BEGIN DATA IN THIS EXERCISE
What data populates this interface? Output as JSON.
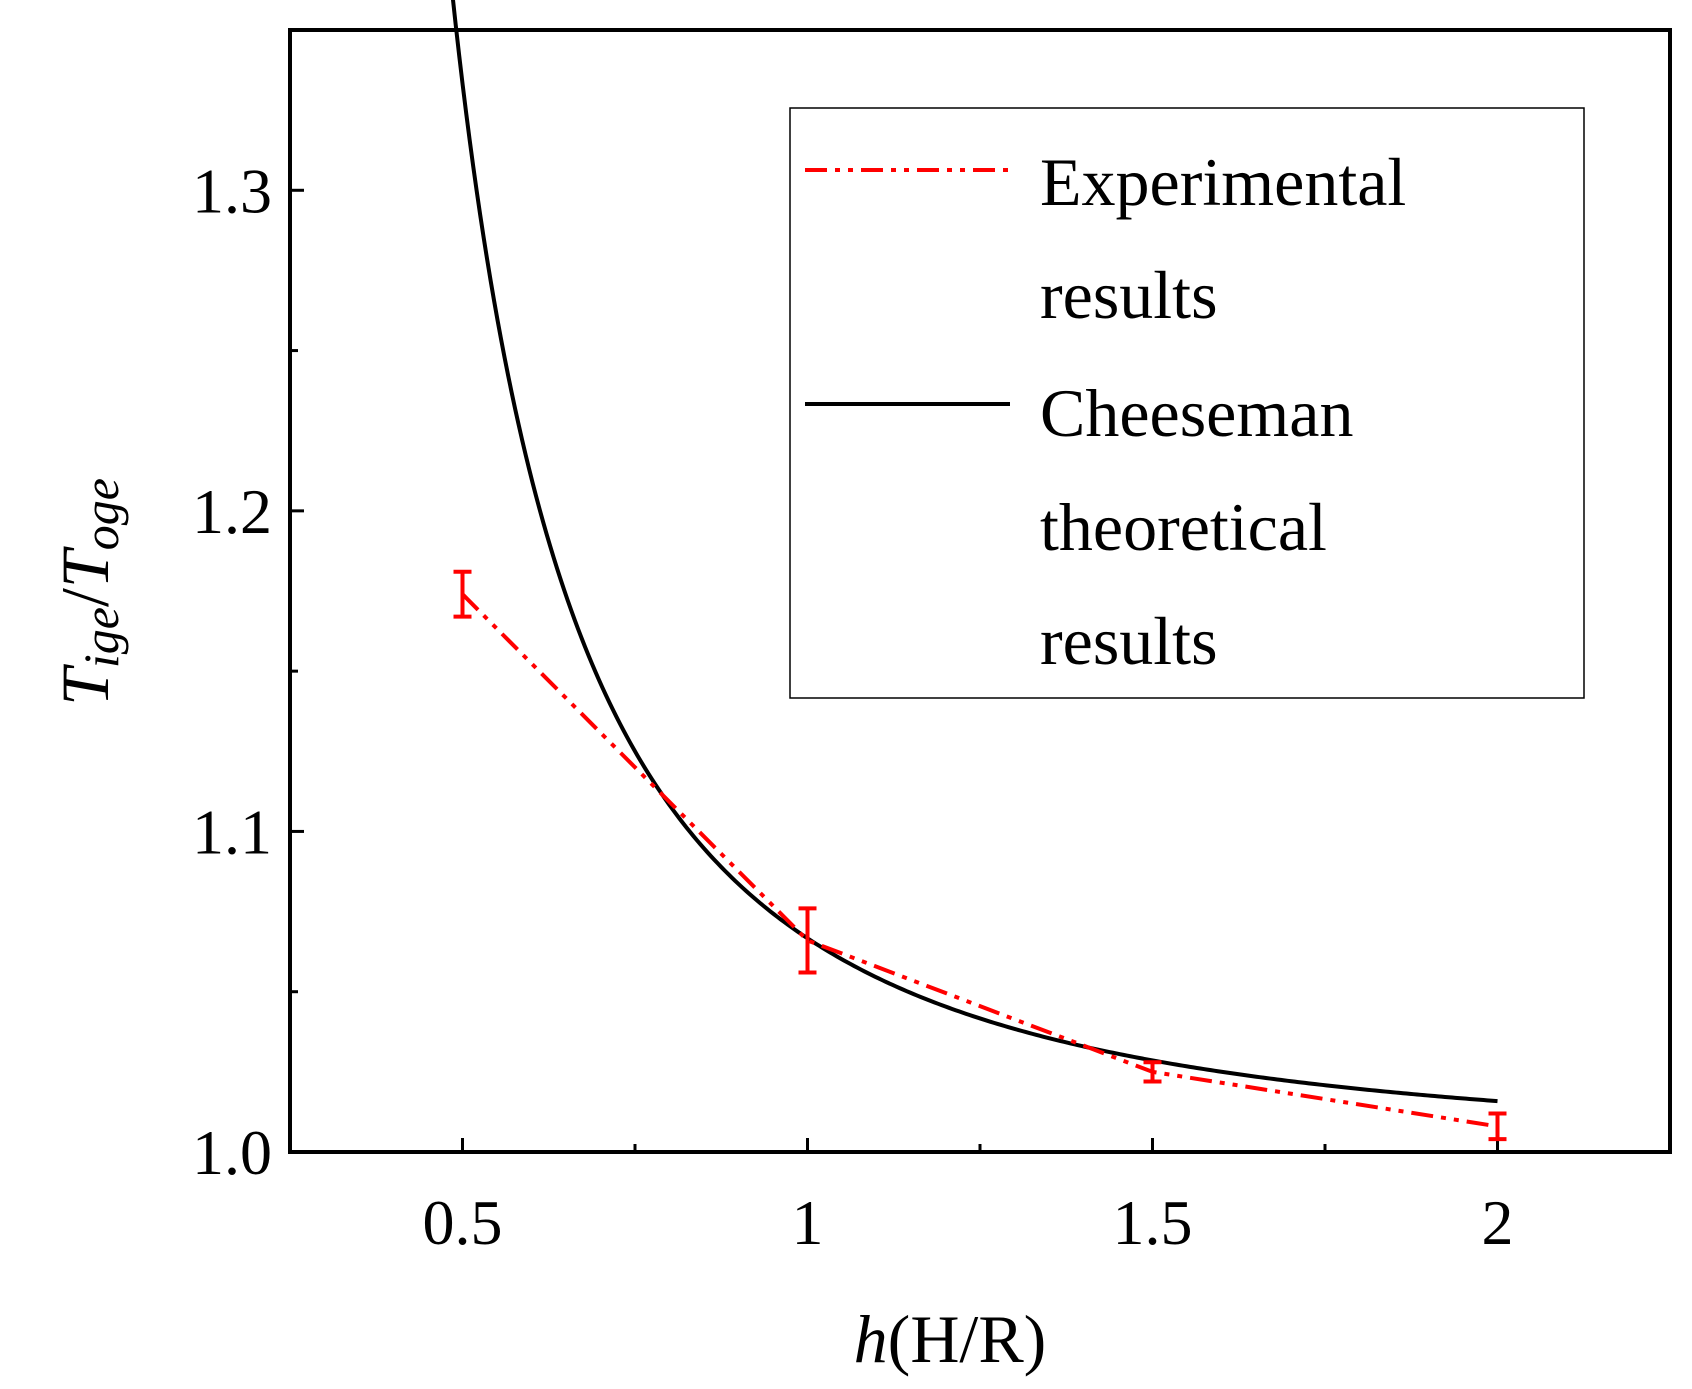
{
  "chart_data": {
    "type": "line",
    "x_axis": {
      "label_italic": "h",
      "label_rest": "(H/R)",
      "range": [
        0.25,
        2.25
      ],
      "ticks": [
        0.5,
        1,
        1.5,
        2
      ],
      "tick_labels": [
        "0.5",
        "1",
        "1.5",
        "2"
      ],
      "minor_ticks": [
        0.75,
        1.25,
        1.75
      ]
    },
    "y_axis": {
      "label_T1": "T",
      "label_sub1": "ige",
      "label_slash": "/",
      "label_T2": "T",
      "label_sub2": "oge",
      "range": [
        1.0,
        1.35
      ],
      "ticks": [
        1.0,
        1.1,
        1.2,
        1.3
      ],
      "tick_labels": [
        "1.0",
        "1.1",
        "1.2",
        "1.3"
      ],
      "minor_ticks": [
        1.05,
        1.15,
        1.25
      ]
    },
    "series": [
      {
        "name": "Experimental results",
        "legend_lines": [
          "Experimental",
          "results"
        ],
        "color": "#ff0000",
        "style": "dash-dot-dot",
        "x": [
          0.5,
          1.0,
          1.5,
          2.0
        ],
        "y": [
          1.174,
          1.066,
          1.025,
          1.008
        ],
        "error": [
          0.007,
          0.01,
          0.003,
          0.004
        ]
      },
      {
        "name": "Cheeseman theoretical results",
        "legend_lines": [
          "Cheeseman",
          "theoretical",
          "results"
        ],
        "color": "#000000",
        "style": "solid",
        "formula": "1/(1-(1/(4h))^2)",
        "x_start": 0.48,
        "x_end": 2.0
      }
    ],
    "grid": false,
    "legend_position": "top-right"
  }
}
END DATA IN THIS EXERCISE
All of the lines above should be printed exactly, minus the pictures.

What data populates this interface? Output as JSON.
{
  "chart_data": {
    "type": "line",
    "x_axis": {
      "label_italic": "h",
      "label_rest": "(H/R)",
      "range": [
        0.25,
        2.25
      ],
      "ticks": [
        0.5,
        1,
        1.5,
        2
      ],
      "tick_labels": [
        "0.5",
        "1",
        "1.5",
        "2"
      ],
      "minor_ticks": [
        0.75,
        1.25,
        1.75
      ]
    },
    "y_axis": {
      "label_T1": "T",
      "label_sub1": "ige",
      "label_slash": "/",
      "label_T2": "T",
      "label_sub2": "oge",
      "range": [
        1.0,
        1.35
      ],
      "ticks": [
        1.0,
        1.1,
        1.2,
        1.3
      ],
      "tick_labels": [
        "1.0",
        "1.1",
        "1.2",
        "1.3"
      ],
      "minor_ticks": [
        1.05,
        1.15,
        1.25
      ]
    },
    "series": [
      {
        "name": "Experimental results",
        "legend_lines": [
          "Experimental",
          "results"
        ],
        "color": "#ff0000",
        "style": "dash-dot-dot",
        "x": [
          0.5,
          1.0,
          1.5,
          2.0
        ],
        "y": [
          1.174,
          1.066,
          1.025,
          1.008
        ],
        "error": [
          0.007,
          0.01,
          0.003,
          0.004
        ]
      },
      {
        "name": "Cheeseman theoretical results",
        "legend_lines": [
          "Cheeseman",
          "theoretical",
          "results"
        ],
        "color": "#000000",
        "style": "solid",
        "formula": "1/(1-(1/(4h))^2)",
        "x_start": 0.48,
        "x_end": 2.0
      }
    ],
    "grid": false,
    "legend_position": "top-right"
  }
}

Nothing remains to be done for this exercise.